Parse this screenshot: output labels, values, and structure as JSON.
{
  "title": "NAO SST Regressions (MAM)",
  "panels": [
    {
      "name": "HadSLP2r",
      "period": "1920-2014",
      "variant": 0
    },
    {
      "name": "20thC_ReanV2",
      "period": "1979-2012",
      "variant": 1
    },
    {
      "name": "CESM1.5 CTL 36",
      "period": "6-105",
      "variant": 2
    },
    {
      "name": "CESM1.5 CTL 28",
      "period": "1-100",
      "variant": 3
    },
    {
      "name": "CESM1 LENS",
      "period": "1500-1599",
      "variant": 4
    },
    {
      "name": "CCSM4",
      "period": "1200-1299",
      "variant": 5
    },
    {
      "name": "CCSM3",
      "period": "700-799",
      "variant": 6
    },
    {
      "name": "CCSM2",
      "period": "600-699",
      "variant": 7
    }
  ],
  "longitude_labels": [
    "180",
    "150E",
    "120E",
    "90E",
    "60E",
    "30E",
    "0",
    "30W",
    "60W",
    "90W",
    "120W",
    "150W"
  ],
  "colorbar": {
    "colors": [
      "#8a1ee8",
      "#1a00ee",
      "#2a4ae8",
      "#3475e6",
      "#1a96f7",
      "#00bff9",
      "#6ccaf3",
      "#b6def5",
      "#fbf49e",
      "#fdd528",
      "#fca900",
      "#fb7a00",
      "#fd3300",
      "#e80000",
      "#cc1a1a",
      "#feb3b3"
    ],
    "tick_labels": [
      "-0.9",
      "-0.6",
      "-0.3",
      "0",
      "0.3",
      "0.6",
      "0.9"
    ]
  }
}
※
Work required:
Repeat the material above in full, keeping every word.

Correct answer:
Parse this screenshot: output labels, values, and structure as JSON.
{
  "title": "NAO SST Regressions (MAM)",
  "panels": [
    {
      "name": "HadSLP2r",
      "period": "1920-2014",
      "variant": 0
    },
    {
      "name": "20thC_ReanV2",
      "period": "1979-2012",
      "variant": 1
    },
    {
      "name": "CESM1.5 CTL 36",
      "period": "6-105",
      "variant": 2
    },
    {
      "name": "CESM1.5 CTL 28",
      "period": "1-100",
      "variant": 3
    },
    {
      "name": "CESM1 LENS",
      "period": "1500-1599",
      "variant": 4
    },
    {
      "name": "CCSM4",
      "period": "1200-1299",
      "variant": 5
    },
    {
      "name": "CCSM3",
      "period": "700-799",
      "variant": 6
    },
    {
      "name": "CCSM2",
      "period": "600-699",
      "variant": 7
    }
  ],
  "longitude_labels": [
    "180",
    "150E",
    "120E",
    "90E",
    "60E",
    "30E",
    "0",
    "30W",
    "60W",
    "90W",
    "120W",
    "150W"
  ],
  "colorbar": {
    "colors": [
      "#8a1ee8",
      "#1a00ee",
      "#2a4ae8",
      "#3475e6",
      "#1a96f7",
      "#00bff9",
      "#6ccaf3",
      "#b6def5",
      "#fbf49e",
      "#fdd528",
      "#fca900",
      "#fb7a00",
      "#fd3300",
      "#e80000",
      "#cc1a1a",
      "#feb3b3"
    ],
    "tick_labels": [
      "-0.9",
      "-0.6",
      "-0.3",
      "0",
      "0.3",
      "0.6",
      "0.9"
    ]
  }
}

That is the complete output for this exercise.